Description of the task: Report each line of the data that contains the string "cari".

++++

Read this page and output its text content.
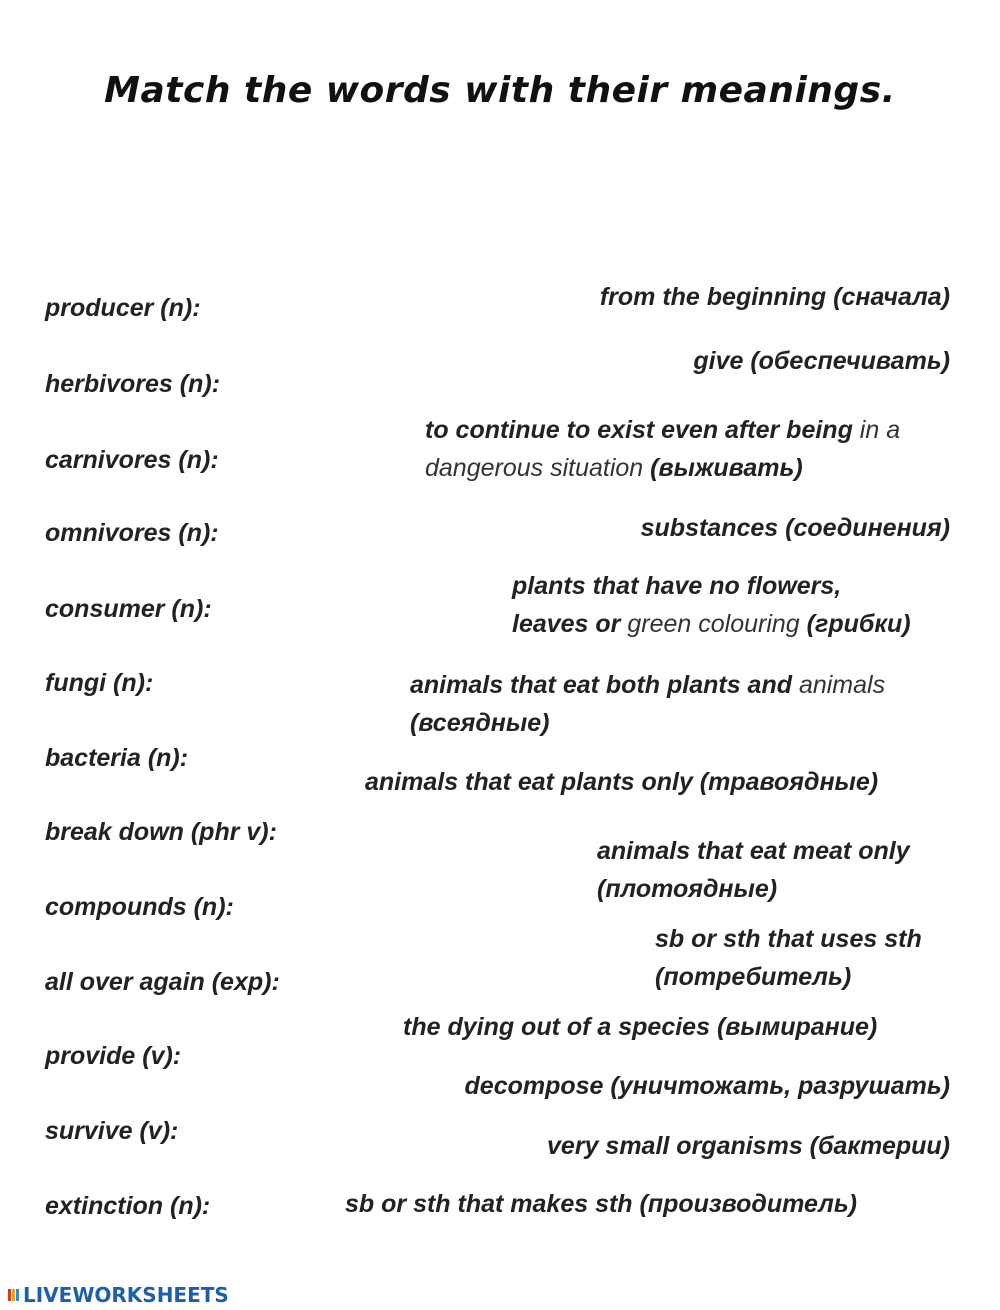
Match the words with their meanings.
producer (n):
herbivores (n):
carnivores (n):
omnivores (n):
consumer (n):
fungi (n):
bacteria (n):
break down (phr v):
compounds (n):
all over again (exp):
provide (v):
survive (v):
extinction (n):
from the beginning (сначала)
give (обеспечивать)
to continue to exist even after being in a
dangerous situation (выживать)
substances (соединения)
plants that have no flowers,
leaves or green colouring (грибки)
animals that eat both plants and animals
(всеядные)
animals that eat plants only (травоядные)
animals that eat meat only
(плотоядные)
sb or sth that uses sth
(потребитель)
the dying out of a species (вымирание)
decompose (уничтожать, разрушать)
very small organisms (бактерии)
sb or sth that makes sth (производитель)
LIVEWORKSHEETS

++++

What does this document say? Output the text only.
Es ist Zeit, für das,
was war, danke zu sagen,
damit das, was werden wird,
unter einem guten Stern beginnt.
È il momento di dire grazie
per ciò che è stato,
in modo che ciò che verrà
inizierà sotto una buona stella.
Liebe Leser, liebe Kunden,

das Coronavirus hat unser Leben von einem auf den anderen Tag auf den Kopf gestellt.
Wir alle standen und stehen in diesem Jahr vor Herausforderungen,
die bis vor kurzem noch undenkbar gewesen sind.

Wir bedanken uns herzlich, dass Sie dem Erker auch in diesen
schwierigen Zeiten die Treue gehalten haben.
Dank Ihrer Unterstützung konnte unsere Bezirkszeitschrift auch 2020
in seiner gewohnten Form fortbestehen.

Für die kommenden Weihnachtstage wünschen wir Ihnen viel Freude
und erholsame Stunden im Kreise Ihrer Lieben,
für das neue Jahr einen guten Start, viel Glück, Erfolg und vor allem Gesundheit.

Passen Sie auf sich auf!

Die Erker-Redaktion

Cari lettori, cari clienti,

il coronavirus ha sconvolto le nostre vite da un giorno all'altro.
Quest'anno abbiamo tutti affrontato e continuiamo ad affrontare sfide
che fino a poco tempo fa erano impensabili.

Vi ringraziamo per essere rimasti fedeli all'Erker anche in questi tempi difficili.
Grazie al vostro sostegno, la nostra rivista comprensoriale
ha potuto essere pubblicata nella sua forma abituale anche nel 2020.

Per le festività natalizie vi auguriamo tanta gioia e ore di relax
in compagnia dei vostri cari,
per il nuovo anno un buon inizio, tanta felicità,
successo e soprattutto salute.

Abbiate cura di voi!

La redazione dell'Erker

++++

Expected output:
Cari lettori, cari clienti,
in compagnia dei vostri cari,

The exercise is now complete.